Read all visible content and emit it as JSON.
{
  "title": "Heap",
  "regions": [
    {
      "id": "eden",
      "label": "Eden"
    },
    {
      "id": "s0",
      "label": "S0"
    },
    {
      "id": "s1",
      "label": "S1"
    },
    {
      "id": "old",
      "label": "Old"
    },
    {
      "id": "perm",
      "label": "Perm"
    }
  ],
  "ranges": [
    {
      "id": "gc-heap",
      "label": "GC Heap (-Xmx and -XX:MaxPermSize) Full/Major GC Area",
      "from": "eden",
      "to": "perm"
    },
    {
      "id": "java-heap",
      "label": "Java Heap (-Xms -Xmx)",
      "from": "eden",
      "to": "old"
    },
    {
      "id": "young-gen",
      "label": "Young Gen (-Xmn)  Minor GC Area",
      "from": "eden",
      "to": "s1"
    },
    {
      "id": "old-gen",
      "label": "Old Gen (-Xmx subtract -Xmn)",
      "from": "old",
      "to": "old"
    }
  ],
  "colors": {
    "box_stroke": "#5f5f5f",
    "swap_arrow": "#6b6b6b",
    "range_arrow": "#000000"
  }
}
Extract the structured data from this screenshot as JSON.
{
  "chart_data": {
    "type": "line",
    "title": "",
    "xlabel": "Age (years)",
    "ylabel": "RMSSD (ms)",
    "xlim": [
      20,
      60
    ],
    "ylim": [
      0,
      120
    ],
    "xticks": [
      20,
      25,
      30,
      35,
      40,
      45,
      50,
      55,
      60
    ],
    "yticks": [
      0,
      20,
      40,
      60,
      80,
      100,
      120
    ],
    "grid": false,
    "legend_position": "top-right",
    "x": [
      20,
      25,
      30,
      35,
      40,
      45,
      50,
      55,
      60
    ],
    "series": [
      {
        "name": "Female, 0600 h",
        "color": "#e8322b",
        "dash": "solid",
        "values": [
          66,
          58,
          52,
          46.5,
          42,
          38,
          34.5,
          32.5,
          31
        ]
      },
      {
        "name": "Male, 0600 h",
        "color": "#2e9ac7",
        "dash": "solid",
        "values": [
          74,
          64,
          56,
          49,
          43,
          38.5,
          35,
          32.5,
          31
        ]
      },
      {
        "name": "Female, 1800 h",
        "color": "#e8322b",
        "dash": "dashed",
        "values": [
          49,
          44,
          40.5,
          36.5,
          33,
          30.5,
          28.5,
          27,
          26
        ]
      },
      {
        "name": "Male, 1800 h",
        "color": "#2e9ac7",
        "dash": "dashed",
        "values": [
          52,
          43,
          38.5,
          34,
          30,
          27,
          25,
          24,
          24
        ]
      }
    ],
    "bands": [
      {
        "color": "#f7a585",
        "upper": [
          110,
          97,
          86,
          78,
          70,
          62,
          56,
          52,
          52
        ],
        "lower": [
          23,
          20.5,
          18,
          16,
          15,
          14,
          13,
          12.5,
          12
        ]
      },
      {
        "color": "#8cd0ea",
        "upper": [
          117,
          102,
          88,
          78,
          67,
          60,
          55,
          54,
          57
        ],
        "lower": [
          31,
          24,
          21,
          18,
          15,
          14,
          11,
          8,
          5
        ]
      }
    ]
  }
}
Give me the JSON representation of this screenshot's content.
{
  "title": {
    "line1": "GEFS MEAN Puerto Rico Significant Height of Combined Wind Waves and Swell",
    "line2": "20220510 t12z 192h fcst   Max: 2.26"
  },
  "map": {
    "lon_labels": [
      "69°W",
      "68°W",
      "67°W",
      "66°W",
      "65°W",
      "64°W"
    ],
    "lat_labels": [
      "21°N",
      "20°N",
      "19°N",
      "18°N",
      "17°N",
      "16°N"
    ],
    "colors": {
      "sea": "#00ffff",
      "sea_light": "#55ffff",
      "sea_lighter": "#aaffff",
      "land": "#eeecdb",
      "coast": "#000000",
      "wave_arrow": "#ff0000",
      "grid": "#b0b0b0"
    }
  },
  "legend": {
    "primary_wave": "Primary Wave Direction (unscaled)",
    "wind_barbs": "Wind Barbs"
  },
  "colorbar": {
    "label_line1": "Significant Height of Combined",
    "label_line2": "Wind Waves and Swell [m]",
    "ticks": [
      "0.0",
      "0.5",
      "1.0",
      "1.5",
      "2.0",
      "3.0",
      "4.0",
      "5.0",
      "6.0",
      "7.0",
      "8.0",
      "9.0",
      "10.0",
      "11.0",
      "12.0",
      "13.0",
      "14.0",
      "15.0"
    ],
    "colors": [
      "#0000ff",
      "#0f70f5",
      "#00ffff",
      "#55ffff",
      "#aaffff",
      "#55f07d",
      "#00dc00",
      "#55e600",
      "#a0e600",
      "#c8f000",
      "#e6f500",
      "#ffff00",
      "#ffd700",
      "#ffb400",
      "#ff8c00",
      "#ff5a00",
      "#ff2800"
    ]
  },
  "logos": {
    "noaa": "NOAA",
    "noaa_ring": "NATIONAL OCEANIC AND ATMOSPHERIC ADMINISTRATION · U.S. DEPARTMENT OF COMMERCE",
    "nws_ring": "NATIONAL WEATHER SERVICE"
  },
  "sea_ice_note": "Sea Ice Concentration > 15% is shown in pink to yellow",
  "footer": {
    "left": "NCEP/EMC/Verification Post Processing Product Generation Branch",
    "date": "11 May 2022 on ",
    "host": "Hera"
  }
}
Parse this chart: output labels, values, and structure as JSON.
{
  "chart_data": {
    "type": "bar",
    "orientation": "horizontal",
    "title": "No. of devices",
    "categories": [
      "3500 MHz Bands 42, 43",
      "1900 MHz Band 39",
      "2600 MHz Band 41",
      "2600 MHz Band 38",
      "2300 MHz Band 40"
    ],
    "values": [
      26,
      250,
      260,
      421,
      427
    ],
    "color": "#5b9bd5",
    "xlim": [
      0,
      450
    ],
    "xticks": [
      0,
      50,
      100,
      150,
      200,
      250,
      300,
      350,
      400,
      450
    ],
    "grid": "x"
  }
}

*BRIEF:* Please repeat the listing exactly, with nothing left out.

*ANSWER FOR THIS EXERCISE:*
Read all visible content and emit it as JSON.
{
  "title": "Heap",
  "regions": [
    {
      "id": "eden",
      "label": "Eden"
    },
    {
      "id": "s0",
      "label": "S0"
    },
    {
      "id": "s1",
      "label": "S1"
    },
    {
      "id": "old",
      "label": "Old"
    },
    {
      "id": "perm",
      "label": "Perm"
    }
  ],
  "ranges": [
    {
      "id": "gc-heap",
      "label": "GC Heap (-Xmx and -XX:MaxPermSize) Full/Major GC Area",
      "from": "eden",
      "to": "perm"
    },
    {
      "id": "java-heap",
      "label": "Java Heap (-Xms -Xmx)",
      "from": "eden",
      "to": "old"
    },
    {
      "id": "young-gen",
      "label": "Young Gen (-Xmn)  Minor GC Area",
      "from": "eden",
      "to": "s1"
    },
    {
      "id": "old-gen",
      "label": "Old Gen (-Xmx subtract -Xmn)",
      "from": "old",
      "to": "old"
    }
  ],
  "colors": {
    "box_stroke": "#5f5f5f",
    "swap_arrow": "#6b6b6b",
    "range_arrow": "#000000"
  }
}
Extract the structured data from this screenshot as JSON.
{
  "chart_data": {
    "type": "line",
    "title": "",
    "xlabel": "Age (years)",
    "ylabel": "RMSSD (ms)",
    "xlim": [
      20,
      60
    ],
    "ylim": [
      0,
      120
    ],
    "xticks": [
      20,
      25,
      30,
      35,
      40,
      45,
      50,
      55,
      60
    ],
    "yticks": [
      0,
      20,
      40,
      60,
      80,
      100,
      120
    ],
    "grid": false,
    "legend_position": "top-right",
    "x": [
      20,
      25,
      30,
      35,
      40,
      45,
      50,
      55,
      60
    ],
    "series": [
      {
        "name": "Female, 0600 h",
        "color": "#e8322b",
        "dash": "solid",
        "values": [
          66,
          58,
          52,
          46.5,
          42,
          38,
          34.5,
          32.5,
          31
        ]
      },
      {
        "name": "Male, 0600 h",
        "color": "#2e9ac7",
        "dash": "solid",
        "values": [
          74,
          64,
          56,
          49,
          43,
          38.5,
          35,
          32.5,
          31
        ]
      },
      {
        "name": "Female, 1800 h",
        "color": "#e8322b",
        "dash": "dashed",
        "values": [
          49,
          44,
          40.5,
          36.5,
          33,
          30.5,
          28.5,
          27,
          26
        ]
      },
      {
        "name": "Male, 1800 h",
        "color": "#2e9ac7",
        "dash": "dashed",
        "values": [
          52,
          43,
          38.5,
          34,
          30,
          27,
          25,
          24,
          24
        ]
      }
    ],
    "bands": [
      {
        "color": "#f7a585",
        "upper": [
          110,
          97,
          86,
          78,
          70,
          62,
          56,
          52,
          52
        ],
        "lower": [
          23,
          20.5,
          18,
          16,
          15,
          14,
          13,
          12.5,
          12
        ]
      },
      {
        "color": "#8cd0ea",
        "upper": [
          117,
          102,
          88,
          78,
          67,
          60,
          55,
          54,
          57
        ],
        "lower": [
          31,
          24,
          21,
          18,
          15,
          14,
          11,
          8,
          5
        ]
      }
    ]
  }
}
Give me the JSON representation of this screenshot's content.
{
  "title": {
    "line1": "GEFS MEAN Puerto Rico Significant Height of Combined Wind Waves and Swell",
    "line2": "20220510 t12z 192h fcst   Max: 2.26"
  },
  "map": {
    "lon_labels": [
      "69°W",
      "68°W",
      "67°W",
      "66°W",
      "65°W",
      "64°W"
    ],
    "lat_labels": [
      "21°N",
      "20°N",
      "19°N",
      "18°N",
      "17°N",
      "16°N"
    ],
    "colors": {
      "sea": "#00ffff",
      "sea_light": "#55ffff",
      "sea_lighter": "#aaffff",
      "land": "#eeecdb",
      "coast": "#000000",
      "wave_arrow": "#ff0000",
      "grid": "#b0b0b0"
    }
  },
  "legend": {
    "primary_wave": "Primary Wave Direction (unscaled)",
    "wind_barbs": "Wind Barbs"
  },
  "colorbar": {
    "label_line1": "Significant Height of Combined",
    "label_line2": "Wind Waves and Swell [m]",
    "ticks": [
      "0.0",
      "0.5",
      "1.0",
      "1.5",
      "2.0",
      "3.0",
      "4.0",
      "5.0",
      "6.0",
      "7.0",
      "8.0",
      "9.0",
      "10.0",
      "11.0",
      "12.0",
      "13.0",
      "14.0",
      "15.0"
    ],
    "colors": [
      "#0000ff",
      "#0f70f5",
      "#00ffff",
      "#55ffff",
      "#aaffff",
      "#55f07d",
      "#00dc00",
      "#55e600",
      "#a0e600",
      "#c8f000",
      "#e6f500",
      "#ffff00",
      "#ffd700",
      "#ffb400",
      "#ff8c00",
      "#ff5a00",
      "#ff2800"
    ]
  },
  "logos": {
    "noaa": "NOAA",
    "noaa_ring": "NATIONAL OCEANIC AND ATMOSPHERIC ADMINISTRATION · U.S. DEPARTMENT OF COMMERCE",
    "nws_ring": "NATIONAL WEATHER SERVICE"
  },
  "sea_ice_note": "Sea Ice Concentration > 15% is shown in pink to yellow",
  "footer": {
    "left": "NCEP/EMC/Verification Post Processing Product Generation Branch",
    "date": "11 May 2022 on ",
    "host": "Hera"
  }
}
Parse this chart: output labels, values, and structure as JSON.
{
  "chart_data": {
    "type": "bar",
    "orientation": "horizontal",
    "title": "No. of devices",
    "categories": [
      "3500 MHz Bands 42, 43",
      "1900 MHz Band 39",
      "2600 MHz Band 41",
      "2600 MHz Band 38",
      "2300 MHz Band 40"
    ],
    "values": [
      26,
      250,
      260,
      421,
      427
    ],
    "color": "#5b9bd5",
    "xlim": [
      0,
      450
    ],
    "xticks": [
      0,
      50,
      100,
      150,
      200,
      250,
      300,
      350,
      400,
      450
    ],
    "grid": "x"
  }
}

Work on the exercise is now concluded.